──────── INPUT ROWS

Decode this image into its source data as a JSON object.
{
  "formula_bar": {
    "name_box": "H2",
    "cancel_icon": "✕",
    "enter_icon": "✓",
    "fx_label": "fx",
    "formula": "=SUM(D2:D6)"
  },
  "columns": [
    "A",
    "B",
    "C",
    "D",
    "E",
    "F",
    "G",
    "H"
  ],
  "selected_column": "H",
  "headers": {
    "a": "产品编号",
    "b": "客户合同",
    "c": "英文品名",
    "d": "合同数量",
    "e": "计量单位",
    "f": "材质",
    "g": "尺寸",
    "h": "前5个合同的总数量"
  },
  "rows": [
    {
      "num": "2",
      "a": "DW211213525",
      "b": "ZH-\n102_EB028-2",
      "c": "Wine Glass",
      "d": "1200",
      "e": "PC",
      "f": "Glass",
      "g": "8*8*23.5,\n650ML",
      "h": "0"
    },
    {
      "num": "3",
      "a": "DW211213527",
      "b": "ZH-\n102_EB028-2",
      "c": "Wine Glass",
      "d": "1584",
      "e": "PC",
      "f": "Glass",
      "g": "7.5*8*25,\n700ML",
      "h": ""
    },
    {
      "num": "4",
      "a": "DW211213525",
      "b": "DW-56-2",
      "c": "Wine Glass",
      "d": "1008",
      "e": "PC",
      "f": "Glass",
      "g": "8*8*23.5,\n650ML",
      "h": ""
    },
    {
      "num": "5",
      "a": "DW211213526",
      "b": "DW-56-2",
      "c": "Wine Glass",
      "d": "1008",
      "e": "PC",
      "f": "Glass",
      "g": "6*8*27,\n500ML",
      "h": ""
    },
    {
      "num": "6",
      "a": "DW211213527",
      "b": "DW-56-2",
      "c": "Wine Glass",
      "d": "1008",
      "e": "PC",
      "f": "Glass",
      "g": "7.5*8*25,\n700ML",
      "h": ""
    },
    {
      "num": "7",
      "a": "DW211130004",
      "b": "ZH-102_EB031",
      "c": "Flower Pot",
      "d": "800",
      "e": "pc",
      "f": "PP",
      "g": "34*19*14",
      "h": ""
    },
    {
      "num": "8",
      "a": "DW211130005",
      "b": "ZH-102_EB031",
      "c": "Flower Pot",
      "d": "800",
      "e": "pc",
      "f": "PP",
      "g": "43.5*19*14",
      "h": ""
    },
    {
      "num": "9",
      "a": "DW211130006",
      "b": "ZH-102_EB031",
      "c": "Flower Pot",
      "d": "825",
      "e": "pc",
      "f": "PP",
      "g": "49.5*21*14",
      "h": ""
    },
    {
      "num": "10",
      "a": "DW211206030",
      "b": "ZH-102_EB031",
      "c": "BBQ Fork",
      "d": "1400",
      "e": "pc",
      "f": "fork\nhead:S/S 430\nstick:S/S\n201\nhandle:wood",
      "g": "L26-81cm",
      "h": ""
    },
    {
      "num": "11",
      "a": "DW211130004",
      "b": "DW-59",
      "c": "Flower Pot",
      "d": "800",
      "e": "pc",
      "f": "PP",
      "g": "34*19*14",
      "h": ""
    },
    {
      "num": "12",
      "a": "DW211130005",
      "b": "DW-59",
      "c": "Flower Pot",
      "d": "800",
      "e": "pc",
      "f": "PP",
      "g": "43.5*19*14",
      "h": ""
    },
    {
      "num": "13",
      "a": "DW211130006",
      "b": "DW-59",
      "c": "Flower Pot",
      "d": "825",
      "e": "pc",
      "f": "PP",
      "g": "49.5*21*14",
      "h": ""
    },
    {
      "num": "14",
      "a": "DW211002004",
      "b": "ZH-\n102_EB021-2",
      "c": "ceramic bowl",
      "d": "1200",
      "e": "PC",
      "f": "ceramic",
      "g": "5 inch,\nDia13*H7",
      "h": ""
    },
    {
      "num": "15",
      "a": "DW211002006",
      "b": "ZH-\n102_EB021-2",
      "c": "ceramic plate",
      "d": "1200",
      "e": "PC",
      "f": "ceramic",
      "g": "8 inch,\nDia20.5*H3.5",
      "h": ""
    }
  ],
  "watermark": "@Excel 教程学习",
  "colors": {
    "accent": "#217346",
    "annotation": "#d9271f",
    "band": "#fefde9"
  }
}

────────────────

PROBLEM:
From the entries above, copy every line where the word "inch" shows up.

EXERCISE RESPONSE:
      "g": "5 inch,\nDia13*H7",
      "g": "8 inch,\nDia20.5*H3.5",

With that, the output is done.